- INSTRUCTIONS TO FOLLOW -
Return every record exactly as written.

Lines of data
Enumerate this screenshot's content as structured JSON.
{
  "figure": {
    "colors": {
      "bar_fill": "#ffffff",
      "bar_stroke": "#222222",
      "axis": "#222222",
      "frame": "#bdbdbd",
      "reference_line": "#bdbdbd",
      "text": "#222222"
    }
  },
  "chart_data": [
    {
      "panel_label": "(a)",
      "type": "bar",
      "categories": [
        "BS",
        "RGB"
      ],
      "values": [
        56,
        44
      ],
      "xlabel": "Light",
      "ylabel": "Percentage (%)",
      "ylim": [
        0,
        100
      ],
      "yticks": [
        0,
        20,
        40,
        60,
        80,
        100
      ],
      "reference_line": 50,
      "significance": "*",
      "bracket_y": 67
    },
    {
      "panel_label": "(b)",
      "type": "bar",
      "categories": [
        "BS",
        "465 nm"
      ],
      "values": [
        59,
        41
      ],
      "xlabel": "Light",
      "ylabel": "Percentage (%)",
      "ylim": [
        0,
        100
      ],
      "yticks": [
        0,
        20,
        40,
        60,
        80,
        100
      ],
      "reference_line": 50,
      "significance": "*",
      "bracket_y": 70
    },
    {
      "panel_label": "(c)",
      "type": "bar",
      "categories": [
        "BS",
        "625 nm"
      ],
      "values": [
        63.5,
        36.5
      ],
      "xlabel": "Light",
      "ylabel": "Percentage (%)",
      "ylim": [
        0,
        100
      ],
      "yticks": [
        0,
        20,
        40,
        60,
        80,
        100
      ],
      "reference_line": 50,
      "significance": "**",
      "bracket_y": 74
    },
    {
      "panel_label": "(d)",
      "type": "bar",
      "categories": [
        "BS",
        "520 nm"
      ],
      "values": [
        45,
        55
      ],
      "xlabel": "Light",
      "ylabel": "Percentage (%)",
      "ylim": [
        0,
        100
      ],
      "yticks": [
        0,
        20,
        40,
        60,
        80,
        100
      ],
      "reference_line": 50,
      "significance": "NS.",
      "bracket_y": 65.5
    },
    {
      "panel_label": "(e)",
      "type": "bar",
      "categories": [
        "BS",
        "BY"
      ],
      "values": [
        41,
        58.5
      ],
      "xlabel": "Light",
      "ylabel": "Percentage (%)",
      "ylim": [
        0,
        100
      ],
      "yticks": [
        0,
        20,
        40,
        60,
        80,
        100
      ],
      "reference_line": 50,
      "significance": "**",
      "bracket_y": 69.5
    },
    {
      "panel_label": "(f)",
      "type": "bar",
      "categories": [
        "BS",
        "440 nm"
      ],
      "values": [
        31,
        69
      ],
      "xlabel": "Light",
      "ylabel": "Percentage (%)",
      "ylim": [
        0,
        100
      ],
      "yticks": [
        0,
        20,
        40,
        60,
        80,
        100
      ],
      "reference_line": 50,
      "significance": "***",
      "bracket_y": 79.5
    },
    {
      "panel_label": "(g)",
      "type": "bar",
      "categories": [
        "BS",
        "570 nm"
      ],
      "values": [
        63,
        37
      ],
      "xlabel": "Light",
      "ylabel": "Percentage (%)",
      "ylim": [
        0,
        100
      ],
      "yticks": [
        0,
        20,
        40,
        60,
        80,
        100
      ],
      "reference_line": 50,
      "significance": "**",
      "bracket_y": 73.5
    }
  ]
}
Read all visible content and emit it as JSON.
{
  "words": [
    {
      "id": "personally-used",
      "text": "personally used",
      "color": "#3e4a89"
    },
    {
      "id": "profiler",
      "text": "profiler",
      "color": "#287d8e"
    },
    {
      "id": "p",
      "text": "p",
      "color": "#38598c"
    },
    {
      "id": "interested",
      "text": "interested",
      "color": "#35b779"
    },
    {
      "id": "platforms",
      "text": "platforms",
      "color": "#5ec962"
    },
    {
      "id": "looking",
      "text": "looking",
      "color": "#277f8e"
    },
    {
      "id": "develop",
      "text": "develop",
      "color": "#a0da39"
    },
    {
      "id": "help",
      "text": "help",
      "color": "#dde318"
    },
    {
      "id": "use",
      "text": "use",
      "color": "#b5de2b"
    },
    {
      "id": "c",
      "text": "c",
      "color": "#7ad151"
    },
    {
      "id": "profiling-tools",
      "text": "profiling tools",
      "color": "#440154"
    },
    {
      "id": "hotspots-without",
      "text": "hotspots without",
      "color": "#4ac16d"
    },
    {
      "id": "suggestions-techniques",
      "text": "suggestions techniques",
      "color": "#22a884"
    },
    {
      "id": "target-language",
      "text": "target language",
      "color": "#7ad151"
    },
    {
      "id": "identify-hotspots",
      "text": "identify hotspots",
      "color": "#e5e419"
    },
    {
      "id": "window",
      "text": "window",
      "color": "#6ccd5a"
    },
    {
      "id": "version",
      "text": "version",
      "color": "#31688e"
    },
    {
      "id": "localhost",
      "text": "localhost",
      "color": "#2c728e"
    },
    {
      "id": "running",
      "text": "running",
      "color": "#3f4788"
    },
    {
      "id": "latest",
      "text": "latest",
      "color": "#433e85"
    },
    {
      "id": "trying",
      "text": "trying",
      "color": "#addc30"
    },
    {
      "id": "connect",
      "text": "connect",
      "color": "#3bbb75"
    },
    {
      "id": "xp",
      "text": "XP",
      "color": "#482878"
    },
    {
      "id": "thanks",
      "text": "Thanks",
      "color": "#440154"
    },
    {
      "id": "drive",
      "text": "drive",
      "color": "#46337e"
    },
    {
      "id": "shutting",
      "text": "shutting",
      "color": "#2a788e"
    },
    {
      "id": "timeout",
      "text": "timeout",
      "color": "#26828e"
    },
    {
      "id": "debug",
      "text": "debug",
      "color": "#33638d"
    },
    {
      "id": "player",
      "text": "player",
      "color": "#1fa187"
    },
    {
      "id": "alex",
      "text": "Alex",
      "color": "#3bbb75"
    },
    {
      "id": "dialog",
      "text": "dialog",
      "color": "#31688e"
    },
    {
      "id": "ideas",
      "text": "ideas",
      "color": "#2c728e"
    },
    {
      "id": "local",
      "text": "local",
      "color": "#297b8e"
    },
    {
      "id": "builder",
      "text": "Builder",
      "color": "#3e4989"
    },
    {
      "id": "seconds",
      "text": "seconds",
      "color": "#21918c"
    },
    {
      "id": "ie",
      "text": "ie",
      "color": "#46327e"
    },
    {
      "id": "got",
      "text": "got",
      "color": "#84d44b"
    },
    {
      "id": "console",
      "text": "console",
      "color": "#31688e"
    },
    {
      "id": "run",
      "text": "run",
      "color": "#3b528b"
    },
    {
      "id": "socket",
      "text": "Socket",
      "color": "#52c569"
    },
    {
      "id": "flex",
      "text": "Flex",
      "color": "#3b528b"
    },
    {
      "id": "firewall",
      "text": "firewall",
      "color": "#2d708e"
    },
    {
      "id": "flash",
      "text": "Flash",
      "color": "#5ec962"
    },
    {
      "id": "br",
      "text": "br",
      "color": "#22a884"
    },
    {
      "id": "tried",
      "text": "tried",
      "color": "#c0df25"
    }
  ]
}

- TASK RESPONSE -
Enumerate this screenshot's content as structured JSON.
{
  "figure": {
    "colors": {
      "bar_fill": "#ffffff",
      "bar_stroke": "#222222",
      "axis": "#222222",
      "frame": "#bdbdbd",
      "reference_line": "#bdbdbd",
      "text": "#222222"
    }
  },
  "chart_data": [
    {
      "panel_label": "(a)",
      "type": "bar",
      "categories": [
        "BS",
        "RGB"
      ],
      "values": [
        56,
        44
      ],
      "xlabel": "Light",
      "ylabel": "Percentage (%)",
      "ylim": [
        0,
        100
      ],
      "yticks": [
        0,
        20,
        40,
        60,
        80,
        100
      ],
      "reference_line": 50,
      "significance": "*",
      "bracket_y": 67
    },
    {
      "panel_label": "(b)",
      "type": "bar",
      "categories": [
        "BS",
        "465 nm"
      ],
      "values": [
        59,
        41
      ],
      "xlabel": "Light",
      "ylabel": "Percentage (%)",
      "ylim": [
        0,
        100
      ],
      "yticks": [
        0,
        20,
        40,
        60,
        80,
        100
      ],
      "reference_line": 50,
      "significance": "*",
      "bracket_y": 70
    },
    {
      "panel_label": "(c)",
      "type": "bar",
      "categories": [
        "BS",
        "625 nm"
      ],
      "values": [
        63.5,
        36.5
      ],
      "xlabel": "Light",
      "ylabel": "Percentage (%)",
      "ylim": [
        0,
        100
      ],
      "yticks": [
        0,
        20,
        40,
        60,
        80,
        100
      ],
      "reference_line": 50,
      "significance": "**",
      "bracket_y": 74
    },
    {
      "panel_label": "(d)",
      "type": "bar",
      "categories": [
        "BS",
        "520 nm"
      ],
      "values": [
        45,
        55
      ],
      "xlabel": "Light",
      "ylabel": "Percentage (%)",
      "ylim": [
        0,
        100
      ],
      "yticks": [
        0,
        20,
        40,
        60,
        80,
        100
      ],
      "reference_line": 50,
      "significance": "NS.",
      "bracket_y": 65.5
    },
    {
      "panel_label": "(e)",
      "type": "bar",
      "categories": [
        "BS",
        "BY"
      ],
      "values": [
        41,
        58.5
      ],
      "xlabel": "Light",
      "ylabel": "Percentage (%)",
      "ylim": [
        0,
        100
      ],
      "yticks": [
        0,
        20,
        40,
        60,
        80,
        100
      ],
      "reference_line": 50,
      "significance": "**",
      "bracket_y": 69.5
    },
    {
      "panel_label": "(f)",
      "type": "bar",
      "categories": [
        "BS",
        "440 nm"
      ],
      "values": [
        31,
        69
      ],
      "xlabel": "Light",
      "ylabel": "Percentage (%)",
      "ylim": [
        0,
        100
      ],
      "yticks": [
        0,
        20,
        40,
        60,
        80,
        100
      ],
      "reference_line": 50,
      "significance": "***",
      "bracket_y": 79.5
    },
    {
      "panel_label": "(g)",
      "type": "bar",
      "categories": [
        "BS",
        "570 nm"
      ],
      "values": [
        63,
        37
      ],
      "xlabel": "Light",
      "ylabel": "Percentage (%)",
      "ylim": [
        0,
        100
      ],
      "yticks": [
        0,
        20,
        40,
        60,
        80,
        100
      ],
      "reference_line": 50,
      "significance": "**",
      "bracket_y": 73.5
    }
  ]
}
Read all visible content and emit it as JSON.
{
  "words": [
    {
      "id": "personally-used",
      "text": "personally used",
      "color": "#3e4a89"
    },
    {
      "id": "profiler",
      "text": "profiler",
      "color": "#287d8e"
    },
    {
      "id": "p",
      "text": "p",
      "color": "#38598c"
    },
    {
      "id": "interested",
      "text": "interested",
      "color": "#35b779"
    },
    {
      "id": "platforms",
      "text": "platforms",
      "color": "#5ec962"
    },
    {
      "id": "looking",
      "text": "looking",
      "color": "#277f8e"
    },
    {
      "id": "develop",
      "text": "develop",
      "color": "#a0da39"
    },
    {
      "id": "help",
      "text": "help",
      "color": "#dde318"
    },
    {
      "id": "use",
      "text": "use",
      "color": "#b5de2b"
    },
    {
      "id": "c",
      "text": "c",
      "color": "#7ad151"
    },
    {
      "id": "profiling-tools",
      "text": "profiling tools",
      "color": "#440154"
    },
    {
      "id": "hotspots-without",
      "text": "hotspots without",
      "color": "#4ac16d"
    },
    {
      "id": "suggestions-techniques",
      "text": "suggestions techniques",
      "color": "#22a884"
    },
    {
      "id": "target-language",
      "text": "target language",
      "color": "#7ad151"
    },
    {
      "id": "identify-hotspots",
      "text": "identify hotspots",
      "color": "#e5e419"
    },
    {
      "id": "window",
      "text": "window",
      "color": "#6ccd5a"
    },
    {
      "id": "version",
      "text": "version",
      "color": "#31688e"
    },
    {
      "id": "localhost",
      "text": "localhost",
      "color": "#2c728e"
    },
    {
      "id": "running",
      "text": "running",
      "color": "#3f4788"
    },
    {
      "id": "latest",
      "text": "latest",
      "color": "#433e85"
    },
    {
      "id": "trying",
      "text": "trying",
      "color": "#addc30"
    },
    {
      "id": "connect",
      "text": "connect",
      "color": "#3bbb75"
    },
    {
      "id": "xp",
      "text": "XP",
      "color": "#482878"
    },
    {
      "id": "thanks",
      "text": "Thanks",
      "color": "#440154"
    },
    {
      "id": "drive",
      "text": "drive",
      "color": "#46337e"
    },
    {
      "id": "shutting",
      "text": "shutting",
      "color": "#2a788e"
    },
    {
      "id": "timeout",
      "text": "timeout",
      "color": "#26828e"
    },
    {
      "id": "debug",
      "text": "debug",
      "color": "#33638d"
    },
    {
      "id": "player",
      "text": "player",
      "color": "#1fa187"
    },
    {
      "id": "alex",
      "text": "Alex",
      "color": "#3bbb75"
    },
    {
      "id": "dialog",
      "text": "dialog",
      "color": "#31688e"
    },
    {
      "id": "ideas",
      "text": "ideas",
      "color": "#2c728e"
    },
    {
      "id": "local",
      "text": "local",
      "color": "#297b8e"
    },
    {
      "id": "builder",
      "text": "Builder",
      "color": "#3e4989"
    },
    {
      "id": "seconds",
      "text": "seconds",
      "color": "#21918c"
    },
    {
      "id": "ie",
      "text": "ie",
      "color": "#46327e"
    },
    {
      "id": "got",
      "text": "got",
      "color": "#84d44b"
    },
    {
      "id": "console",
      "text": "console",
      "color": "#31688e"
    },
    {
      "id": "run",
      "text": "run",
      "color": "#3b528b"
    },
    {
      "id": "socket",
      "text": "Socket",
      "color": "#52c569"
    },
    {
      "id": "flex",
      "text": "Flex",
      "color": "#3b528b"
    },
    {
      "id": "firewall",
      "text": "firewall",
      "color": "#2d708e"
    },
    {
      "id": "flash",
      "text": "Flash",
      "color": "#5ec962"
    },
    {
      "id": "br",
      "text": "br",
      "color": "#22a884"
    },
    {
      "id": "tried",
      "text": "tried",
      "color": "#c0df25"
    }
  ]
}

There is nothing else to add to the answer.